── Data shown ──

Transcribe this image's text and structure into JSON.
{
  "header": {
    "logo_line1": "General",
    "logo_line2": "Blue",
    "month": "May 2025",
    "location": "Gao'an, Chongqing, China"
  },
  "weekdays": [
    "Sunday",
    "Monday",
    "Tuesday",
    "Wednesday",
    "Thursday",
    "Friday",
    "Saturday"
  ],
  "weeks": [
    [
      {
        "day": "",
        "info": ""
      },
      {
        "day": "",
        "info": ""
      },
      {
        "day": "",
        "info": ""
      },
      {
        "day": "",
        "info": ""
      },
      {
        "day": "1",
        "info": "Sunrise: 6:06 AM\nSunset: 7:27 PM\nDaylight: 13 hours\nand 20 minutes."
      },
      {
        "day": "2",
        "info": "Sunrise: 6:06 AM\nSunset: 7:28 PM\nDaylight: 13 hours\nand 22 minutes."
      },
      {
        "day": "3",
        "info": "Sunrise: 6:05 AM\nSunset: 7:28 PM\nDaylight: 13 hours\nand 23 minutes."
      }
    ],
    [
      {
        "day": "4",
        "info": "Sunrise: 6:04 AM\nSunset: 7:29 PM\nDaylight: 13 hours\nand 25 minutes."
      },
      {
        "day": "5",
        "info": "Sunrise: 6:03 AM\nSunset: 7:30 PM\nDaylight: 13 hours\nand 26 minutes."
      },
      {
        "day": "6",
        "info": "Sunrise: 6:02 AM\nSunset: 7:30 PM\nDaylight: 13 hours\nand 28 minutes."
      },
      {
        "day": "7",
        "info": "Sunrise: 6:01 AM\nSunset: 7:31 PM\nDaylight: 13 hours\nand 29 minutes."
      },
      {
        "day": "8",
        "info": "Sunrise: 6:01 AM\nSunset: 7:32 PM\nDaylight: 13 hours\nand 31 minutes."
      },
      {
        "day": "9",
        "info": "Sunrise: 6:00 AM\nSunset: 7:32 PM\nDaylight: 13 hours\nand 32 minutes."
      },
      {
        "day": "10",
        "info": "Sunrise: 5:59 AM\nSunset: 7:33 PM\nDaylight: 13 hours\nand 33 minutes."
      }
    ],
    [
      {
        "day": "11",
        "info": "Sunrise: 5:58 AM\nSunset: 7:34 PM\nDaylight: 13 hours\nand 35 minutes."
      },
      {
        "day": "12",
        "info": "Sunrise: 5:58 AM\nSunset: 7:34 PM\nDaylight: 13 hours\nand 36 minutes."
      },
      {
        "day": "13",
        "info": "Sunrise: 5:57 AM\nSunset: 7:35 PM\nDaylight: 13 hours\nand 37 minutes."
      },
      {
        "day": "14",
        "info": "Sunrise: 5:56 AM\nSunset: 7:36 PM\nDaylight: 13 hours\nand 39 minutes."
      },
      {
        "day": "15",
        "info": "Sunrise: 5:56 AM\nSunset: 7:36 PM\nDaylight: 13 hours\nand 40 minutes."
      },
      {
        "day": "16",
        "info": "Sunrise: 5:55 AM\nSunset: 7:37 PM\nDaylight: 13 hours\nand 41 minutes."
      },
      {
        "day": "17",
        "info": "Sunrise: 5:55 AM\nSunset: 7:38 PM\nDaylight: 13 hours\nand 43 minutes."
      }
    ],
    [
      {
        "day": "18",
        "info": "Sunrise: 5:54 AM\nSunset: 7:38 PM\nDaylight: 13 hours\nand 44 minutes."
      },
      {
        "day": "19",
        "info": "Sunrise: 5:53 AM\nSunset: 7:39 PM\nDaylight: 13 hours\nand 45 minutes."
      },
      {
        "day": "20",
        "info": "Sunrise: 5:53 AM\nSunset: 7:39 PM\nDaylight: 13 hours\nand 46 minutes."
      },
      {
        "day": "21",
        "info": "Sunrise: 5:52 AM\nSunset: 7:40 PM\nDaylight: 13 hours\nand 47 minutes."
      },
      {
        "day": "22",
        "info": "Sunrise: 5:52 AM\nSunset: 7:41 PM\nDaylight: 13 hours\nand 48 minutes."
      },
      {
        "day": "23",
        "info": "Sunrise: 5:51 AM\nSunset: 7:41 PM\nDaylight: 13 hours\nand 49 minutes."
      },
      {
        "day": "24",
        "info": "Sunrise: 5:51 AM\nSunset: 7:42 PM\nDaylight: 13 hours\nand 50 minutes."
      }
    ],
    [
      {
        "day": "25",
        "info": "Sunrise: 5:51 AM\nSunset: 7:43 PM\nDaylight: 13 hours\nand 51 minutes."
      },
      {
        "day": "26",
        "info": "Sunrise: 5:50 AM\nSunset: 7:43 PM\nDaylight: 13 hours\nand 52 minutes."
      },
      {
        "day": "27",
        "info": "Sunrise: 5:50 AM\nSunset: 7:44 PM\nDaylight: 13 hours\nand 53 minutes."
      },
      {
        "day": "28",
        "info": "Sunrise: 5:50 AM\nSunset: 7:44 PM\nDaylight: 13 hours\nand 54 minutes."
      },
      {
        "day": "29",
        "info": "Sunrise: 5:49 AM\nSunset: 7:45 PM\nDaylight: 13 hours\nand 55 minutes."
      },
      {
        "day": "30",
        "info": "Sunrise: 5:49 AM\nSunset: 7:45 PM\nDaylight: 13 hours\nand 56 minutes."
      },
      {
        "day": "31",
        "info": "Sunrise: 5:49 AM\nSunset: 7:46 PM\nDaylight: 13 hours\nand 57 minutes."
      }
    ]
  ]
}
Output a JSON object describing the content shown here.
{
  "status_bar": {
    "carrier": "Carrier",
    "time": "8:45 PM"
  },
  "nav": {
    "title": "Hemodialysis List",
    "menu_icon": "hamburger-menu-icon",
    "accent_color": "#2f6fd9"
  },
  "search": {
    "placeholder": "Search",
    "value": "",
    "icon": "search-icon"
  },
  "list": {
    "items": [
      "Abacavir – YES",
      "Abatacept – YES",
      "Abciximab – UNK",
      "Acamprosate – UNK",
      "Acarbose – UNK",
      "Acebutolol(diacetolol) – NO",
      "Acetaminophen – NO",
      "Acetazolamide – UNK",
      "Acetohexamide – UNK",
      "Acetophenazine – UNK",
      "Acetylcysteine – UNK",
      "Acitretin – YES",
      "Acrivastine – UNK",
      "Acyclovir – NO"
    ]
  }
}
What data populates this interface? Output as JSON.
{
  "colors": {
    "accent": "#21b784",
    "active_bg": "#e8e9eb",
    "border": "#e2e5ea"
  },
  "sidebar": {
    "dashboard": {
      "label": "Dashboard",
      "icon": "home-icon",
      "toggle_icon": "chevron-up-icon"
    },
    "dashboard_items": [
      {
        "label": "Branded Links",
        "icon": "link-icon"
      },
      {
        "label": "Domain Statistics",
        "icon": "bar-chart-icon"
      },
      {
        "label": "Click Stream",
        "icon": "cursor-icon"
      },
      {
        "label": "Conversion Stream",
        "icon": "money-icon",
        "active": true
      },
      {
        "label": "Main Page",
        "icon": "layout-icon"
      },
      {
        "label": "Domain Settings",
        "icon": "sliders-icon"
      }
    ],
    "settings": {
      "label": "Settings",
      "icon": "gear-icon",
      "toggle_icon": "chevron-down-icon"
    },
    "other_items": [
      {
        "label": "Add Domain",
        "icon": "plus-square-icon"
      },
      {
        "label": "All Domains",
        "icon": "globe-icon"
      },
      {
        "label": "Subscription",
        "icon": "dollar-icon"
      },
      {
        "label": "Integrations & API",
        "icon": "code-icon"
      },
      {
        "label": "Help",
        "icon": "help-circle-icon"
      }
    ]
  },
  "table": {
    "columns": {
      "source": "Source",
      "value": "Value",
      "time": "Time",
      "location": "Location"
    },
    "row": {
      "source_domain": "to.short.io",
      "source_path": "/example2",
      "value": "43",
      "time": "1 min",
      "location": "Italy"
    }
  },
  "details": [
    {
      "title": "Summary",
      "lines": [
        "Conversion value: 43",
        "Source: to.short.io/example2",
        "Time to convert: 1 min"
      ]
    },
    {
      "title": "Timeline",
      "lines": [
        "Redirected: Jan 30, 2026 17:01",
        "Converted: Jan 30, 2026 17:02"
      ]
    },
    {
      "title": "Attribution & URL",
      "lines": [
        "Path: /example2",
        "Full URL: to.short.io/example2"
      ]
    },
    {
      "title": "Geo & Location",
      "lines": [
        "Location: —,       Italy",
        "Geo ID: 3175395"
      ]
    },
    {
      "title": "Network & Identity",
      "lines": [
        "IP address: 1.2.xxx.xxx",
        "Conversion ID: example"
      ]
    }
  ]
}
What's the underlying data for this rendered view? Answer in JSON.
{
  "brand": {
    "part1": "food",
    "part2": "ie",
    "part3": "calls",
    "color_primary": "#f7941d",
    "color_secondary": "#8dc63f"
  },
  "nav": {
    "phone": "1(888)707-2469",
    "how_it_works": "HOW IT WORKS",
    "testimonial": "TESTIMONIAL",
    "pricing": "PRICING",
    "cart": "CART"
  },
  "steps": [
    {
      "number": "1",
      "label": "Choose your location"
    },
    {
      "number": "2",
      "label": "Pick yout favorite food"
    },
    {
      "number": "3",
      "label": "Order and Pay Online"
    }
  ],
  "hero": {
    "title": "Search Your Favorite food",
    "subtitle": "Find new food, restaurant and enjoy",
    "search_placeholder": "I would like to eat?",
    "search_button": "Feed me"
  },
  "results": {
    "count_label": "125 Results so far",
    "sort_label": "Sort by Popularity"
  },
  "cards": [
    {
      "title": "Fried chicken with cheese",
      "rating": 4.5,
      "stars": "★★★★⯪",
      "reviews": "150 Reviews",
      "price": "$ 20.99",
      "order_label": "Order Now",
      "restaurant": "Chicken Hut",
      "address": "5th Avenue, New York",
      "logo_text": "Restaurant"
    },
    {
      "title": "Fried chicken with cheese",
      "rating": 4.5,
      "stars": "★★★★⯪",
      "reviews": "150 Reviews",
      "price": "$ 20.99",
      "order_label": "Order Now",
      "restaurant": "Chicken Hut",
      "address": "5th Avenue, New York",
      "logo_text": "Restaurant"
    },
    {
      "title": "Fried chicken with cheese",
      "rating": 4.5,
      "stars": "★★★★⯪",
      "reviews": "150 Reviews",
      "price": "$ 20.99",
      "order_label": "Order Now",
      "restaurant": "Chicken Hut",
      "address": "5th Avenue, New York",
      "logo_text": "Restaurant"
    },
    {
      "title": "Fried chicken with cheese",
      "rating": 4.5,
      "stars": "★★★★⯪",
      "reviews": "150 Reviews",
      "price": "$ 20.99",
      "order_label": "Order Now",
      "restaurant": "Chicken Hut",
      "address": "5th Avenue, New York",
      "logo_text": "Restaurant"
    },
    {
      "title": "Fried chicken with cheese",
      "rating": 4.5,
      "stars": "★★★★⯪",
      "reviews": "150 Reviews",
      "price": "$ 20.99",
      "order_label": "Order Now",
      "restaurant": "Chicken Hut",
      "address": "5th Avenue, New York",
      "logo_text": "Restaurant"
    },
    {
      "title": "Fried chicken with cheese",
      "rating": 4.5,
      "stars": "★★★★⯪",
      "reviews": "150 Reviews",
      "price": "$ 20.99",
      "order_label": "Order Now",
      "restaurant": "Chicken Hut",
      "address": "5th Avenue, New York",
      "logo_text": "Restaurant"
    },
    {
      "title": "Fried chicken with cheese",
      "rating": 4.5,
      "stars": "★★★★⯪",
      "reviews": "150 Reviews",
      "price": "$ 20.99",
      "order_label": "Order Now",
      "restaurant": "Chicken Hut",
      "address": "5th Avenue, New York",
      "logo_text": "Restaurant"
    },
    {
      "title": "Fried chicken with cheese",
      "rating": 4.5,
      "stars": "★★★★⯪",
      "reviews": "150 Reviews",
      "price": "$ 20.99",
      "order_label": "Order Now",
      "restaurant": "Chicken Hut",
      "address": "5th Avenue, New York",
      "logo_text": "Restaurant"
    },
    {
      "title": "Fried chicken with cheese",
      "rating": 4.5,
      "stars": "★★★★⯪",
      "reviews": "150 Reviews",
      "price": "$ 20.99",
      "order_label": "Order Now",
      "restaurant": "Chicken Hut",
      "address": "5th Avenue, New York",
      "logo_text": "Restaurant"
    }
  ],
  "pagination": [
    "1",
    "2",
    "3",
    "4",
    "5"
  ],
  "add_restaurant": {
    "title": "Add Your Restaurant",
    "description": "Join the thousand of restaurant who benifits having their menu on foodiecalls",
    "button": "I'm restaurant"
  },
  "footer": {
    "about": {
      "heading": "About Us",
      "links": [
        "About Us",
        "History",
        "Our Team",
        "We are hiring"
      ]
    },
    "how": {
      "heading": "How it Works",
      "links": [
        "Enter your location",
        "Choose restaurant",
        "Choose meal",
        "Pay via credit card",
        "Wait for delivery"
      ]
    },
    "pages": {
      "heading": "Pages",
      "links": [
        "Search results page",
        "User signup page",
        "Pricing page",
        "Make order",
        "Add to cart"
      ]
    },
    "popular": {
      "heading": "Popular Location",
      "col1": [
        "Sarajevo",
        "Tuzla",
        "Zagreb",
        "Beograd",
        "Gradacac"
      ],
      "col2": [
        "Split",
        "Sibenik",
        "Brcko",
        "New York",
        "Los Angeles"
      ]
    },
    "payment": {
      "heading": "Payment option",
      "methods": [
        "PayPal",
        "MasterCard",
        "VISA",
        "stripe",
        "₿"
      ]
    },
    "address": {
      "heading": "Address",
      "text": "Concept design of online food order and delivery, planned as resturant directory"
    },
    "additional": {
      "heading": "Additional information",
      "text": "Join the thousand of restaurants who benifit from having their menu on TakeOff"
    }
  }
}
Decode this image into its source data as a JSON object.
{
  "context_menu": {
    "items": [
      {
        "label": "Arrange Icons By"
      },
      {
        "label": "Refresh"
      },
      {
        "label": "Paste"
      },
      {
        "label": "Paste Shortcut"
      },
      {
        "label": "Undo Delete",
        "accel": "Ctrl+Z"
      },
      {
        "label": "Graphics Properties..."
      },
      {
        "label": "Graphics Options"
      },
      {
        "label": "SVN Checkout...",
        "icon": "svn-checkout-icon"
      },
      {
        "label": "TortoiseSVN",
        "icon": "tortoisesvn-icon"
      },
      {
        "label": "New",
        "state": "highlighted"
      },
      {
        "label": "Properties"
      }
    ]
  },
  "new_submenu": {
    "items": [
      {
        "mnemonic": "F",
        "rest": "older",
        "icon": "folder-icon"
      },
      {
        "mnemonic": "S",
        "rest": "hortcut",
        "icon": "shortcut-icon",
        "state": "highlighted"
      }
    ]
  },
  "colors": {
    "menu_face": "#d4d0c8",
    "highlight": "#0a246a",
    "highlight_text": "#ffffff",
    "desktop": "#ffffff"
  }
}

───

§ Problem to work on
Every line from the one containing "Decode this image" through the end of the data must be repeated exactly, and no other line.

§ Final result
Decode this image into its source data as a JSON object.
{
  "context_menu": {
    "items": [
      {
        "label": "Arrange Icons By"
      },
      {
        "label": "Refresh"
      },
      {
        "label": "Paste"
      },
      {
        "label": "Paste Shortcut"
      },
      {
        "label": "Undo Delete",
        "accel": "Ctrl+Z"
      },
      {
        "label": "Graphics Properties..."
      },
      {
        "label": "Graphics Options"
      },
      {
        "label": "SVN Checkout...",
        "icon": "svn-checkout-icon"
      },
      {
        "label": "TortoiseSVN",
        "icon": "tortoisesvn-icon"
      },
      {
        "label": "New",
        "state": "highlighted"
      },
      {
        "label": "Properties"
      }
    ]
  },
  "new_submenu": {
    "items": [
      {
        "mnemonic": "F",
        "rest": "older",
        "icon": "folder-icon"
      },
      {
        "mnemonic": "S",
        "rest": "hortcut",
        "icon": "shortcut-icon",
        "state": "highlighted"
      }
    ]
  },
  "colors": {
    "menu_face": "#d4d0c8",
    "highlight": "#0a246a",
    "highlight_text": "#ffffff",
    "desktop": "#ffffff"
  }
}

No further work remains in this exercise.